• _Provided data_:
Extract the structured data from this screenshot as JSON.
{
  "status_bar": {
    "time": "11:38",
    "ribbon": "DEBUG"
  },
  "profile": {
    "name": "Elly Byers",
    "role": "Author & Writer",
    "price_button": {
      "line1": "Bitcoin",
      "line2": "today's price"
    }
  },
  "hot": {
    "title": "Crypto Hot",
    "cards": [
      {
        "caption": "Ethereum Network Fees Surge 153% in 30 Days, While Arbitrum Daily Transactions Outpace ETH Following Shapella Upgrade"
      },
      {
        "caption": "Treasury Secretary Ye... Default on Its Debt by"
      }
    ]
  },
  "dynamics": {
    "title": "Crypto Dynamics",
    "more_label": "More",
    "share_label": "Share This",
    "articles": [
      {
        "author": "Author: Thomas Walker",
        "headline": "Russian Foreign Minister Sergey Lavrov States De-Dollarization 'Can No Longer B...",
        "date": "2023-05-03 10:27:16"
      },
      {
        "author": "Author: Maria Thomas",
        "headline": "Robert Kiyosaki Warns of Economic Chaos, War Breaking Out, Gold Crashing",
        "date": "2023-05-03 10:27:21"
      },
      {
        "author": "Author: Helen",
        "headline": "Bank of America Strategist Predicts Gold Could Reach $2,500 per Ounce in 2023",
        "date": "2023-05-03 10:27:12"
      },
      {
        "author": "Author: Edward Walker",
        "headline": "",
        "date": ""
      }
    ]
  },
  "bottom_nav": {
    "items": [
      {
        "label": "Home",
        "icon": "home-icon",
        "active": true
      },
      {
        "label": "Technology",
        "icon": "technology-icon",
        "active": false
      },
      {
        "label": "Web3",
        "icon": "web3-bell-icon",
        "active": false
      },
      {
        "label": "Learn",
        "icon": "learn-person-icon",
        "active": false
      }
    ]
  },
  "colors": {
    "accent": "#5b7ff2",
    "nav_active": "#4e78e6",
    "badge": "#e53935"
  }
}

• _Problem to work on_:
The entries above should be repeated exactly, every one of them.

• _Answer to this task_:
Extract the structured data from this screenshot as JSON.
{
  "status_bar": {
    "time": "11:38",
    "ribbon": "DEBUG"
  },
  "profile": {
    "name": "Elly Byers",
    "role": "Author & Writer",
    "price_button": {
      "line1": "Bitcoin",
      "line2": "today's price"
    }
  },
  "hot": {
    "title": "Crypto Hot",
    "cards": [
      {
        "caption": "Ethereum Network Fees Surge 153% in 30 Days, While Arbitrum Daily Transactions Outpace ETH Following Shapella Upgrade"
      },
      {
        "caption": "Treasury Secretary Ye... Default on Its Debt by"
      }
    ]
  },
  "dynamics": {
    "title": "Crypto Dynamics",
    "more_label": "More",
    "share_label": "Share This",
    "articles": [
      {
        "author": "Author: Thomas Walker",
        "headline": "Russian Foreign Minister Sergey Lavrov States De-Dollarization 'Can No Longer B...",
        "date": "2023-05-03 10:27:16"
      },
      {
        "author": "Author: Maria Thomas",
        "headline": "Robert Kiyosaki Warns of Economic Chaos, War Breaking Out, Gold Crashing",
        "date": "2023-05-03 10:27:21"
      },
      {
        "author": "Author: Helen",
        "headline": "Bank of America Strategist Predicts Gold Could Reach $2,500 per Ounce in 2023",
        "date": "2023-05-03 10:27:12"
      },
      {
        "author": "Author: Edward Walker",
        "headline": "",
        "date": ""
      }
    ]
  },
  "bottom_nav": {
    "items": [
      {
        "label": "Home",
        "icon": "home-icon",
        "active": true
      },
      {
        "label": "Technology",
        "icon": "technology-icon",
        "active": false
      },
      {
        "label": "Web3",
        "icon": "web3-bell-icon",
        "active": false
      },
      {
        "label": "Learn",
        "icon": "learn-person-icon",
        "active": false
      }
    ]
  },
  "colors": {
    "accent": "#5b7ff2",
    "nav_active": "#4e78e6",
    "badge": "#e53935"
  }
}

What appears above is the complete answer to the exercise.